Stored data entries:

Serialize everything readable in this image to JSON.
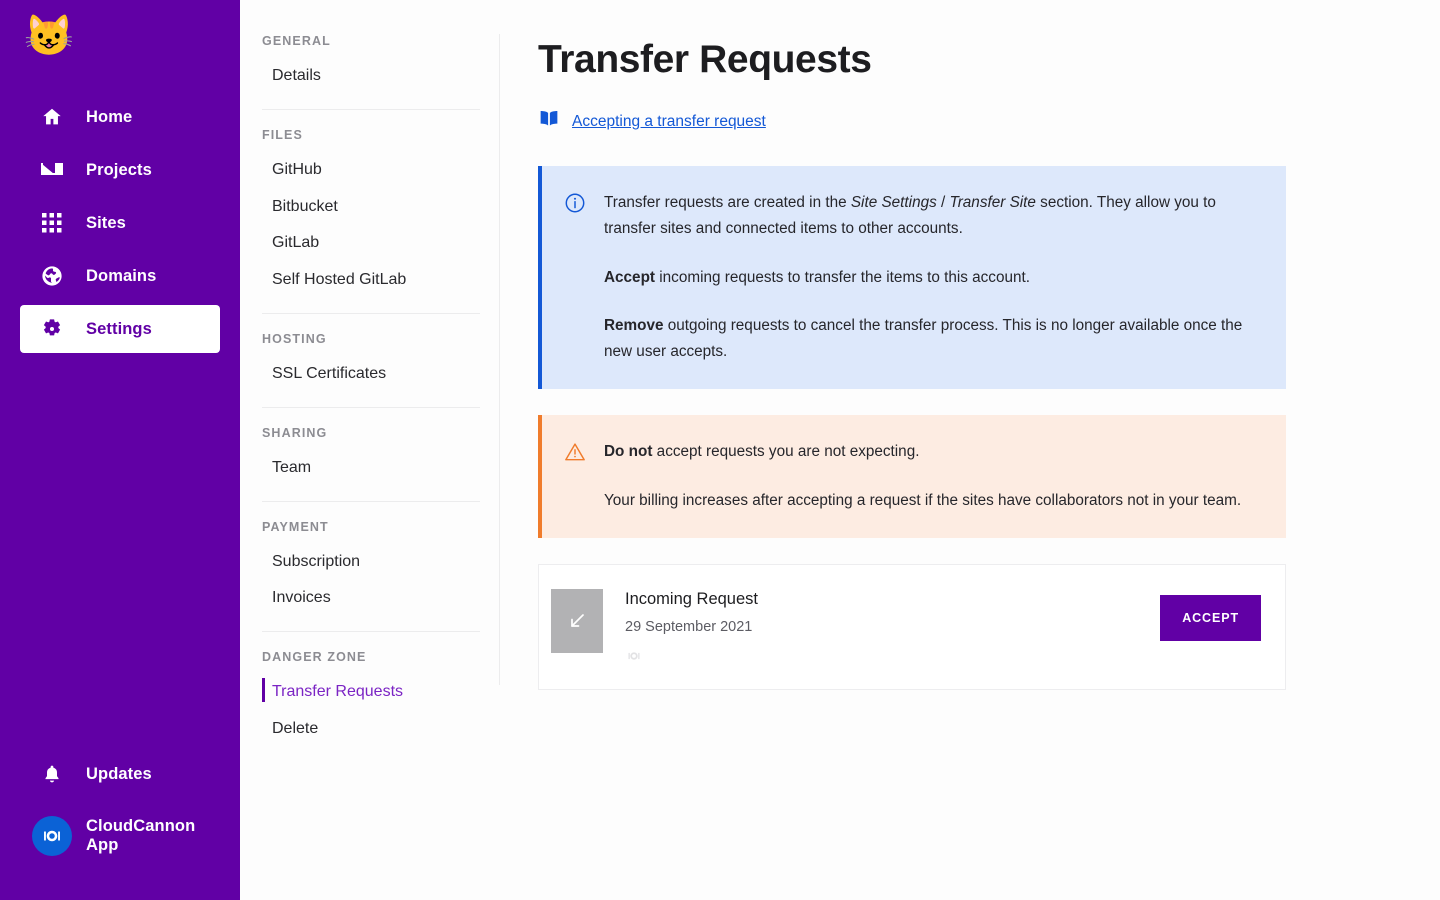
{
  "sidebar": {
    "logo_emoji": "😺",
    "items": [
      {
        "label": "Home",
        "icon": "home-icon"
      },
      {
        "label": "Projects",
        "icon": "projects-icon"
      },
      {
        "label": "Sites",
        "icon": "sites-grid-icon"
      },
      {
        "label": "Domains",
        "icon": "globe-icon"
      },
      {
        "label": "Settings",
        "icon": "gear-icon"
      }
    ],
    "bottom": {
      "updates_label": "Updates",
      "app_label": "CloudCannon App"
    },
    "background_color": "#6100A5",
    "active_item": "Settings"
  },
  "subnav": {
    "groups": [
      {
        "title": "GENERAL",
        "items": [
          {
            "label": "Details"
          }
        ]
      },
      {
        "title": "FILES",
        "items": [
          {
            "label": "GitHub"
          },
          {
            "label": "Bitbucket"
          },
          {
            "label": "GitLab"
          },
          {
            "label": "Self Hosted GitLab"
          }
        ]
      },
      {
        "title": "HOSTING",
        "items": [
          {
            "label": "SSL Certificates"
          }
        ]
      },
      {
        "title": "SHARING",
        "items": [
          {
            "label": "Team"
          }
        ]
      },
      {
        "title": "PAYMENT",
        "items": [
          {
            "label": "Subscription"
          },
          {
            "label": "Invoices"
          }
        ]
      },
      {
        "title": "DANGER ZONE",
        "items": [
          {
            "label": "Transfer Requests",
            "active": true
          },
          {
            "label": "Delete"
          }
        ]
      }
    ],
    "active_item": "Transfer Requests",
    "active_color": "#7B24C4"
  },
  "main": {
    "title": "Transfer Requests",
    "doc_link": {
      "label": "Accepting a transfer request",
      "icon": "book-icon",
      "color": "#1358d6"
    },
    "info_callout": {
      "icon": "info-circle-icon",
      "accent_color": "#1358d6",
      "background_color": "#dde8fb",
      "paragraph1_part1": "Transfer requests are created in the ",
      "paragraph1_em1": "Site Settings",
      "paragraph1_sep": " / ",
      "paragraph1_em2": "Transfer Site",
      "paragraph1_part2": " section. They allow you to transfer sites and connected items to other accounts.",
      "paragraph2_bold": "Accept",
      "paragraph2_rest": " incoming requests to transfer the items to this account.",
      "paragraph3_bold": "Remove",
      "paragraph3_rest": " outgoing requests to cancel the transfer process. This is no longer available once the new user accepts."
    },
    "warning_callout": {
      "icon": "warning-triangle-icon",
      "accent_color": "#f07c2c",
      "background_color": "#fdece2",
      "paragraph1_bold": "Do not",
      "paragraph1_rest": " accept requests you are not expecting.",
      "paragraph2": "Your billing increases after accepting a request if the sites have collaborators not in your team."
    },
    "request_card": {
      "thumbnail_icon": "arrow-down-left-icon",
      "title": "Incoming Request",
      "date": "29 September 2021",
      "mark_icon": "cloudcannon-mark-icon",
      "accept_label": "ACCEPT",
      "accept_color": "#6100A5"
    }
  }
}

Direction:
The listing above needs to be output again exactly. Don't include the pictures.

Solution for this exercise:
Serialize everything readable in this image to JSON.
{
  "sidebar": {
    "logo_emoji": "😺",
    "items": [
      {
        "label": "Home",
        "icon": "home-icon"
      },
      {
        "label": "Projects",
        "icon": "projects-icon"
      },
      {
        "label": "Sites",
        "icon": "sites-grid-icon"
      },
      {
        "label": "Domains",
        "icon": "globe-icon"
      },
      {
        "label": "Settings",
        "icon": "gear-icon"
      }
    ],
    "bottom": {
      "updates_label": "Updates",
      "app_label": "CloudCannon App"
    },
    "background_color": "#6100A5",
    "active_item": "Settings"
  },
  "subnav": {
    "groups": [
      {
        "title": "GENERAL",
        "items": [
          {
            "label": "Details"
          }
        ]
      },
      {
        "title": "FILES",
        "items": [
          {
            "label": "GitHub"
          },
          {
            "label": "Bitbucket"
          },
          {
            "label": "GitLab"
          },
          {
            "label": "Self Hosted GitLab"
          }
        ]
      },
      {
        "title": "HOSTING",
        "items": [
          {
            "label": "SSL Certificates"
          }
        ]
      },
      {
        "title": "SHARING",
        "items": [
          {
            "label": "Team"
          }
        ]
      },
      {
        "title": "PAYMENT",
        "items": [
          {
            "label": "Subscription"
          },
          {
            "label": "Invoices"
          }
        ]
      },
      {
        "title": "DANGER ZONE",
        "items": [
          {
            "label": "Transfer Requests",
            "active": true
          },
          {
            "label": "Delete"
          }
        ]
      }
    ],
    "active_item": "Transfer Requests",
    "active_color": "#7B24C4"
  },
  "main": {
    "title": "Transfer Requests",
    "doc_link": {
      "label": "Accepting a transfer request",
      "icon": "book-icon",
      "color": "#1358d6"
    },
    "info_callout": {
      "icon": "info-circle-icon",
      "accent_color": "#1358d6",
      "background_color": "#dde8fb",
      "paragraph1_part1": "Transfer requests are created in the ",
      "paragraph1_em1": "Site Settings",
      "paragraph1_sep": " / ",
      "paragraph1_em2": "Transfer Site",
      "paragraph1_part2": " section. They allow you to transfer sites and connected items to other accounts.",
      "paragraph2_bold": "Accept",
      "paragraph2_rest": " incoming requests to transfer the items to this account.",
      "paragraph3_bold": "Remove",
      "paragraph3_rest": " outgoing requests to cancel the transfer process. This is no longer available once the new user accepts."
    },
    "warning_callout": {
      "icon": "warning-triangle-icon",
      "accent_color": "#f07c2c",
      "background_color": "#fdece2",
      "paragraph1_bold": "Do not",
      "paragraph1_rest": " accept requests you are not expecting.",
      "paragraph2": "Your billing increases after accepting a request if the sites have collaborators not in your team."
    },
    "request_card": {
      "thumbnail_icon": "arrow-down-left-icon",
      "title": "Incoming Request",
      "date": "29 September 2021",
      "mark_icon": "cloudcannon-mark-icon",
      "accept_label": "ACCEPT",
      "accept_color": "#6100A5"
    }
  }
}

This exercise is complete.